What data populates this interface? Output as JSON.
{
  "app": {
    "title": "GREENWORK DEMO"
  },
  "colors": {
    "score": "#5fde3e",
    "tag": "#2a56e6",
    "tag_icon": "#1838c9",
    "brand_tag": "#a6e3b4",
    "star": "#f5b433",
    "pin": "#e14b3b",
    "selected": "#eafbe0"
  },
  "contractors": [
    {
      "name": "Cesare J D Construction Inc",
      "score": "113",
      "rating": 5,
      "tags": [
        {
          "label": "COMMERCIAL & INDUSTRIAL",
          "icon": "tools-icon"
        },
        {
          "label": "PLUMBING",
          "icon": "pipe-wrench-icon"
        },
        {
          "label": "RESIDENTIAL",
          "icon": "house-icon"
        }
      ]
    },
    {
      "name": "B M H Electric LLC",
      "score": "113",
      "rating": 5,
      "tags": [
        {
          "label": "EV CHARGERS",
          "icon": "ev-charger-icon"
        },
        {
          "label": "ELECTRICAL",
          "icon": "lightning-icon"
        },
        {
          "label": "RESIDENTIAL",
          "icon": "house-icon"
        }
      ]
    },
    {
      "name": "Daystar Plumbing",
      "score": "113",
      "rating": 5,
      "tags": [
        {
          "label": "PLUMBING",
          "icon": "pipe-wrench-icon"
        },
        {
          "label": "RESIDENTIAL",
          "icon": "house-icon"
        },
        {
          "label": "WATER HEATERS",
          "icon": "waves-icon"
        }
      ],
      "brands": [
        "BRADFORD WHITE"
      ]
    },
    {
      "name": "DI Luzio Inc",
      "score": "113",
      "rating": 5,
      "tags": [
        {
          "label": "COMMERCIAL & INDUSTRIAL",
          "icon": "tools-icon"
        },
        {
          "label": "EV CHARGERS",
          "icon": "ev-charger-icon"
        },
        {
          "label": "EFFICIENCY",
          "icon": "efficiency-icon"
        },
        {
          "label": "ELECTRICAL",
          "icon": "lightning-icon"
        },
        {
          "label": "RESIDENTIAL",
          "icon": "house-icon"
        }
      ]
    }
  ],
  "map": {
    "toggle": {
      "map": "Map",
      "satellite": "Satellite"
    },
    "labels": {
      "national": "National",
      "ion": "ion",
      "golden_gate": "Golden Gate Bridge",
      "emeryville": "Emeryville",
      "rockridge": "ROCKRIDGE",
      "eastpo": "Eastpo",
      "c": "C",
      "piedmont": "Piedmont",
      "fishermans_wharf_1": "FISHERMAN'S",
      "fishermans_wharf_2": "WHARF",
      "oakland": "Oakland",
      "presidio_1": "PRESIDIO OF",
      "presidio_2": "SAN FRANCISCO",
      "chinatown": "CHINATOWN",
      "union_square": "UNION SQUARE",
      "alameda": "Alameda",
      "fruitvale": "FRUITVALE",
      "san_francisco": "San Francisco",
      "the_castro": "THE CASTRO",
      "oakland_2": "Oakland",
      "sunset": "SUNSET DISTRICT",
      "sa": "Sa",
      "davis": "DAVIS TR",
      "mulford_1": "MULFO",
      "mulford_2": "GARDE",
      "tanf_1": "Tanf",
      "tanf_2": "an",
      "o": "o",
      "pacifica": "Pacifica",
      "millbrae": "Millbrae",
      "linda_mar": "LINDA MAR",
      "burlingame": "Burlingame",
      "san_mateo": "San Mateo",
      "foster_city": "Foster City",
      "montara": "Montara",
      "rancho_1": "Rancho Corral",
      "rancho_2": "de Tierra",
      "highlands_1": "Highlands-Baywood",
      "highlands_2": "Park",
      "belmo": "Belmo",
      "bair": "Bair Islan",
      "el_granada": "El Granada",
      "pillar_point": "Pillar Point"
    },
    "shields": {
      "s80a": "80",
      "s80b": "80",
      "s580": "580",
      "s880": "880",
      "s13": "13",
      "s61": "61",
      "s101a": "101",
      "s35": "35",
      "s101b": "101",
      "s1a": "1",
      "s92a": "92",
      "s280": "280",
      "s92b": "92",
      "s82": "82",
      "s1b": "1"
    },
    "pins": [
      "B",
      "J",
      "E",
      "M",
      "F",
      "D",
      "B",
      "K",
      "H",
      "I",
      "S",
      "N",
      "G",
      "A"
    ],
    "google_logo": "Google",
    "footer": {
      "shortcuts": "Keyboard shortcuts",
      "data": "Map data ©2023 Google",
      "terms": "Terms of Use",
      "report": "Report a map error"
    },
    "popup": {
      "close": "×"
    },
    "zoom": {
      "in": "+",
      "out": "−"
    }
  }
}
##############################
Restate the whole listing exactly, leaving out nothing.

- [Task solution]
What data populates this interface? Output as JSON.
{
  "app": {
    "title": "GREENWORK DEMO"
  },
  "colors": {
    "score": "#5fde3e",
    "tag": "#2a56e6",
    "tag_icon": "#1838c9",
    "brand_tag": "#a6e3b4",
    "star": "#f5b433",
    "pin": "#e14b3b",
    "selected": "#eafbe0"
  },
  "contractors": [
    {
      "name": "Cesare J D Construction Inc",
      "score": "113",
      "rating": 5,
      "tags": [
        {
          "label": "COMMERCIAL & INDUSTRIAL",
          "icon": "tools-icon"
        },
        {
          "label": "PLUMBING",
          "icon": "pipe-wrench-icon"
        },
        {
          "label": "RESIDENTIAL",
          "icon": "house-icon"
        }
      ]
    },
    {
      "name": "B M H Electric LLC",
      "score": "113",
      "rating": 5,
      "tags": [
        {
          "label": "EV CHARGERS",
          "icon": "ev-charger-icon"
        },
        {
          "label": "ELECTRICAL",
          "icon": "lightning-icon"
        },
        {
          "label": "RESIDENTIAL",
          "icon": "house-icon"
        }
      ]
    },
    {
      "name": "Daystar Plumbing",
      "score": "113",
      "rating": 5,
      "tags": [
        {
          "label": "PLUMBING",
          "icon": "pipe-wrench-icon"
        },
        {
          "label": "RESIDENTIAL",
          "icon": "house-icon"
        },
        {
          "label": "WATER HEATERS",
          "icon": "waves-icon"
        }
      ],
      "brands": [
        "BRADFORD WHITE"
      ]
    },
    {
      "name": "DI Luzio Inc",
      "score": "113",
      "rating": 5,
      "tags": [
        {
          "label": "COMMERCIAL & INDUSTRIAL",
          "icon": "tools-icon"
        },
        {
          "label": "EV CHARGERS",
          "icon": "ev-charger-icon"
        },
        {
          "label": "EFFICIENCY",
          "icon": "efficiency-icon"
        },
        {
          "label": "ELECTRICAL",
          "icon": "lightning-icon"
        },
        {
          "label": "RESIDENTIAL",
          "icon": "house-icon"
        }
      ]
    }
  ],
  "map": {
    "toggle": {
      "map": "Map",
      "satellite": "Satellite"
    },
    "labels": {
      "national": "National",
      "ion": "ion",
      "golden_gate": "Golden Gate Bridge",
      "emeryville": "Emeryville",
      "rockridge": "ROCKRIDGE",
      "eastpo": "Eastpo",
      "c": "C",
      "piedmont": "Piedmont",
      "fishermans_wharf_1": "FISHERMAN'S",
      "fishermans_wharf_2": "WHARF",
      "oakland": "Oakland",
      "presidio_1": "PRESIDIO OF",
      "presidio_2": "SAN FRANCISCO",
      "chinatown": "CHINATOWN",
      "union_square": "UNION SQUARE",
      "alameda": "Alameda",
      "fruitvale": "FRUITVALE",
      "san_francisco": "San Francisco",
      "the_castro": "THE CASTRO",
      "oakland_2": "Oakland",
      "sunset": "SUNSET DISTRICT",
      "sa": "Sa",
      "davis": "DAVIS TR",
      "mulford_1": "MULFO",
      "mulford_2": "GARDE",
      "tanf_1": "Tanf",
      "tanf_2": "an",
      "o": "o",
      "pacifica": "Pacifica",
      "millbrae": "Millbrae",
      "linda_mar": "LINDA MAR",
      "burlingame": "Burlingame",
      "san_mateo": "San Mateo",
      "foster_city": "Foster City",
      "montara": "Montara",
      "rancho_1": "Rancho Corral",
      "rancho_2": "de Tierra",
      "highlands_1": "Highlands-Baywood",
      "highlands_2": "Park",
      "belmo": "Belmo",
      "bair": "Bair Islan",
      "el_granada": "El Granada",
      "pillar_point": "Pillar Point"
    },
    "shields": {
      "s80a": "80",
      "s80b": "80",
      "s580": "580",
      "s880": "880",
      "s13": "13",
      "s61": "61",
      "s101a": "101",
      "s35": "35",
      "s101b": "101",
      "s1a": "1",
      "s92a": "92",
      "s280": "280",
      "s92b": "92",
      "s82": "82",
      "s1b": "1"
    },
    "pins": [
      "B",
      "J",
      "E",
      "M",
      "F",
      "D",
      "B",
      "K",
      "H",
      "I",
      "S",
      "N",
      "G",
      "A"
    ],
    "google_logo": "Google",
    "footer": {
      "shortcuts": "Keyboard shortcuts",
      "data": "Map data ©2023 Google",
      "terms": "Terms of Use",
      "report": "Report a map error"
    },
    "popup": {
      "close": "×"
    },
    "zoom": {
      "in": "+",
      "out": "−"
    }
  }
}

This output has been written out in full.